■ Exercise input ■
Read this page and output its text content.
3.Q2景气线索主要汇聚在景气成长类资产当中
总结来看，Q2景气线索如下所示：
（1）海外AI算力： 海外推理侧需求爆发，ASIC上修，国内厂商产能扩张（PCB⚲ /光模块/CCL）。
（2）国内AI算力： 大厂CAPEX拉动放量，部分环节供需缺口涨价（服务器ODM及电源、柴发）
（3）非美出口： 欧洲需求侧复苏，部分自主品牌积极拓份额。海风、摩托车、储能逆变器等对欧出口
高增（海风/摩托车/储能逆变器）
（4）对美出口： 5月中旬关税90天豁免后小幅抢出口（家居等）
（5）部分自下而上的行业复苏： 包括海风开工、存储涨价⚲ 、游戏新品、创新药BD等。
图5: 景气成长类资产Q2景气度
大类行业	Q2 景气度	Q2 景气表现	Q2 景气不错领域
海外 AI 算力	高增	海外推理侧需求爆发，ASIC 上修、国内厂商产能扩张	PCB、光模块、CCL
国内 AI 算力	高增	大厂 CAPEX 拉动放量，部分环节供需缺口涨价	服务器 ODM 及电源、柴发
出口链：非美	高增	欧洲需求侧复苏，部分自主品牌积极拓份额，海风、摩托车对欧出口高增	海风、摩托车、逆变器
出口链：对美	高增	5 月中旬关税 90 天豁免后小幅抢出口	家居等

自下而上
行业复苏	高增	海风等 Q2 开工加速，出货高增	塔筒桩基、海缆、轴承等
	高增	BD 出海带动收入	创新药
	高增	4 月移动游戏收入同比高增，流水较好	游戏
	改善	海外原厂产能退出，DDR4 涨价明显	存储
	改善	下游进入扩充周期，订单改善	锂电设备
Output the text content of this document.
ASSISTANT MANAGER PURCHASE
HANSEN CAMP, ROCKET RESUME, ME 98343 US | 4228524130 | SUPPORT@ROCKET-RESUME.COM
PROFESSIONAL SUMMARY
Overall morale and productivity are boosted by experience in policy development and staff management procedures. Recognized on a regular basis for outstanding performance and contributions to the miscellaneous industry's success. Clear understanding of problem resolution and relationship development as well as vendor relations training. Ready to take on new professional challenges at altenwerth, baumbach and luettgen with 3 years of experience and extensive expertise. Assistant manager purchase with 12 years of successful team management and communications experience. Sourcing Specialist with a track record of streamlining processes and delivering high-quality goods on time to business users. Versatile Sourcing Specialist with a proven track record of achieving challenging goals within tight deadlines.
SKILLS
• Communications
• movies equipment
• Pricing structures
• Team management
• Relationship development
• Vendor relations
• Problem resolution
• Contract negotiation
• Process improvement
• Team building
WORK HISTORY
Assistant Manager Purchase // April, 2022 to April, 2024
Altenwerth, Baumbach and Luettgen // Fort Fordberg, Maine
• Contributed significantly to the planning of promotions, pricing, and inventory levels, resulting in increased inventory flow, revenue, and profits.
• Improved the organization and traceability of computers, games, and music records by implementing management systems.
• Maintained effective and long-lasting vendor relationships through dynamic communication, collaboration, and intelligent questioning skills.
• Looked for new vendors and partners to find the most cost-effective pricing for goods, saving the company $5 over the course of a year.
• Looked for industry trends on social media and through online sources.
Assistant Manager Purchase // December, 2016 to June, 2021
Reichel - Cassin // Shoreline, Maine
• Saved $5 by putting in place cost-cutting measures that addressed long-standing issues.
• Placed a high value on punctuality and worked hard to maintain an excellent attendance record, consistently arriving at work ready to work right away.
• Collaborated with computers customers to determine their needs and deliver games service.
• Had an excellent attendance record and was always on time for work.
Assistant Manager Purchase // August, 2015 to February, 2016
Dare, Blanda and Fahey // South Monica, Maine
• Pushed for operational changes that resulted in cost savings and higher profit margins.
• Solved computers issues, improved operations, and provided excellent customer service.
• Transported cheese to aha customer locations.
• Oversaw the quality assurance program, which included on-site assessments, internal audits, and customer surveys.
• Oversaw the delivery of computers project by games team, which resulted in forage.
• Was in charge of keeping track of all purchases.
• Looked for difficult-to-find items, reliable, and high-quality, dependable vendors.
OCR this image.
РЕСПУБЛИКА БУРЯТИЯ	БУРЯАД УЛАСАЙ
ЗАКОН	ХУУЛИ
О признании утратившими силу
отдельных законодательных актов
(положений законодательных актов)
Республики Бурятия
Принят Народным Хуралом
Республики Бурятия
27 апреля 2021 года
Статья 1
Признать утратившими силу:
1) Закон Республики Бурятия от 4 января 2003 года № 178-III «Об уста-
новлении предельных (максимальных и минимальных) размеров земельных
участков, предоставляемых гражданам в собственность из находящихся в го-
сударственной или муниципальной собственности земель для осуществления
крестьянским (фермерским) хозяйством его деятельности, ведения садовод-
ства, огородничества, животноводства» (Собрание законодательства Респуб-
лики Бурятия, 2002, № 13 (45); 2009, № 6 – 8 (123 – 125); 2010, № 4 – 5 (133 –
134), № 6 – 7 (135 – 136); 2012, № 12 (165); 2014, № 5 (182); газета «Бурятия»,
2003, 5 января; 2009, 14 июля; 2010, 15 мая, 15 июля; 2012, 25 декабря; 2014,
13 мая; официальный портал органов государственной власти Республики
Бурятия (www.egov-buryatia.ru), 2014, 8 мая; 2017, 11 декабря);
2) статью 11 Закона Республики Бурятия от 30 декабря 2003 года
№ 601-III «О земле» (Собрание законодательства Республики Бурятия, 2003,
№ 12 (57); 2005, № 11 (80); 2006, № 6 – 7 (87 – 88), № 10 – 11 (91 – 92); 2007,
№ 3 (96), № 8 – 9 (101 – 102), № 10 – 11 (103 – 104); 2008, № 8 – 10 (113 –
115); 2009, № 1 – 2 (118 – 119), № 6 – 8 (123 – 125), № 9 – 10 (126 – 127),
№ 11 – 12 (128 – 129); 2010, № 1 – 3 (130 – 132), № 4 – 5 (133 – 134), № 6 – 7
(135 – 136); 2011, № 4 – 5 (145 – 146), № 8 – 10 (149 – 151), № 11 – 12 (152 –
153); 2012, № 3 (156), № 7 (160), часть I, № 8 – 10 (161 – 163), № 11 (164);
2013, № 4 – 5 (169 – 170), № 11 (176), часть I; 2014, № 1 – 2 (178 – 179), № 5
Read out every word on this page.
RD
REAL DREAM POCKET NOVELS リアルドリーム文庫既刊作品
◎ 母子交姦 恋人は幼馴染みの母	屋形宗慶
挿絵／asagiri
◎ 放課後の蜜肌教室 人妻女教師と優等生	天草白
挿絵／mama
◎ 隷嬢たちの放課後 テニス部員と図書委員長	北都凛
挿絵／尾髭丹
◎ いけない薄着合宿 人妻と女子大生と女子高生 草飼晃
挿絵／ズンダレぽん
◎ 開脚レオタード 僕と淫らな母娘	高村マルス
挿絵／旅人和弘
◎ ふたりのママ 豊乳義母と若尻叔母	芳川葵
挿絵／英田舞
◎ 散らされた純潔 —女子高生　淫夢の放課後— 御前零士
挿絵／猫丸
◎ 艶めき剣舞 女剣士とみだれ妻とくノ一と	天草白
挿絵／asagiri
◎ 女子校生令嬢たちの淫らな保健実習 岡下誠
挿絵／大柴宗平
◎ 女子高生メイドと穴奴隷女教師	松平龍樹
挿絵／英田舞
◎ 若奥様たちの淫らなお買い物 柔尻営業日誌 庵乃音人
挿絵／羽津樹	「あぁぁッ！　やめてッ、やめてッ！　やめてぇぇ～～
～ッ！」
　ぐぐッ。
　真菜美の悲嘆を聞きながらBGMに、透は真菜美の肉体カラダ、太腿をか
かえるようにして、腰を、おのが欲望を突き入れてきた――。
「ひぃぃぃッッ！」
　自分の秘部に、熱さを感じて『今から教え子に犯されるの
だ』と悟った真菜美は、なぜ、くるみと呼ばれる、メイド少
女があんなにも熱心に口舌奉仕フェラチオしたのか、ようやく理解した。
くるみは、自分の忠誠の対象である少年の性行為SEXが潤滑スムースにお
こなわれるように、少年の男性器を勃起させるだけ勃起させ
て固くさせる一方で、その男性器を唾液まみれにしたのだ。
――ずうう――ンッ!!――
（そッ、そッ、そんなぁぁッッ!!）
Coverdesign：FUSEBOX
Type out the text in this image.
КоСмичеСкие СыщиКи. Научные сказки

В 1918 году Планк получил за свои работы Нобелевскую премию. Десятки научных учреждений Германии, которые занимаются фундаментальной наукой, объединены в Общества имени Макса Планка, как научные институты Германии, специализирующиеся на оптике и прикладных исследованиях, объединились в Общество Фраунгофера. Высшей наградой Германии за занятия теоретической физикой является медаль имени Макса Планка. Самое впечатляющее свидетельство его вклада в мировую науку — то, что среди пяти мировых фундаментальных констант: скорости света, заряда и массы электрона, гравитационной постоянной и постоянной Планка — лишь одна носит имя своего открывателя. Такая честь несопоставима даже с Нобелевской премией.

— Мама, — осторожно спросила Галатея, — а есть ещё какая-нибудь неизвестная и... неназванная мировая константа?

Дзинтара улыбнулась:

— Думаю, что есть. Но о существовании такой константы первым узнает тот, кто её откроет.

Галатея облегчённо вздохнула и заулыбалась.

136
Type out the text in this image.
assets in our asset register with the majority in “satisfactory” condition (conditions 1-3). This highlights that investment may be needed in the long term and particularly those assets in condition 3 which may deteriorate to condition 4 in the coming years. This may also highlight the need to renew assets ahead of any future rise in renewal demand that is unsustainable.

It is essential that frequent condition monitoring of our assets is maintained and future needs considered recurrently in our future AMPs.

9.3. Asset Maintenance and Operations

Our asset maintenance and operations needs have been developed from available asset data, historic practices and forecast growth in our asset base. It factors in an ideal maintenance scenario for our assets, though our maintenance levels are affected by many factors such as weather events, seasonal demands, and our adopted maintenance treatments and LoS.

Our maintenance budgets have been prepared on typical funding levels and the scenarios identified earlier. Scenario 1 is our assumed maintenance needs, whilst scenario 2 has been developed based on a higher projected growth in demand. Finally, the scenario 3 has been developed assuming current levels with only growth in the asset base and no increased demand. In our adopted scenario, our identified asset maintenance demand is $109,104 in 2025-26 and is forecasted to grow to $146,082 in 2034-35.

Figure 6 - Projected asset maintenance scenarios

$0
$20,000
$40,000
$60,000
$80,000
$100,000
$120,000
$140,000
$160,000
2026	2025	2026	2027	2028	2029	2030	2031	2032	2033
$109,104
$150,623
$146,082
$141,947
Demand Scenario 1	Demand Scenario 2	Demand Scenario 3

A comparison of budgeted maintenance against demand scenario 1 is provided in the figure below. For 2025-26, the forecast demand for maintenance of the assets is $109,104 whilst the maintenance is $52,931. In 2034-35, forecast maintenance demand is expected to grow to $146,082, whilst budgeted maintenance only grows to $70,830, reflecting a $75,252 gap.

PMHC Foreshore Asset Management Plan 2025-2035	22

■ Exercise description ■
Pick each line holding the word "Looked" out of the data and copy it.

■ Exercise answer ■
• Looked for new vendors and partners to find the most cost-effective pricing for goods, saving the company $5 over the course of a year.
• Looked for industry trends on social media and through online sources.
• Looked for difficult-to-find items, reliable, and high-quality, dependable vendors.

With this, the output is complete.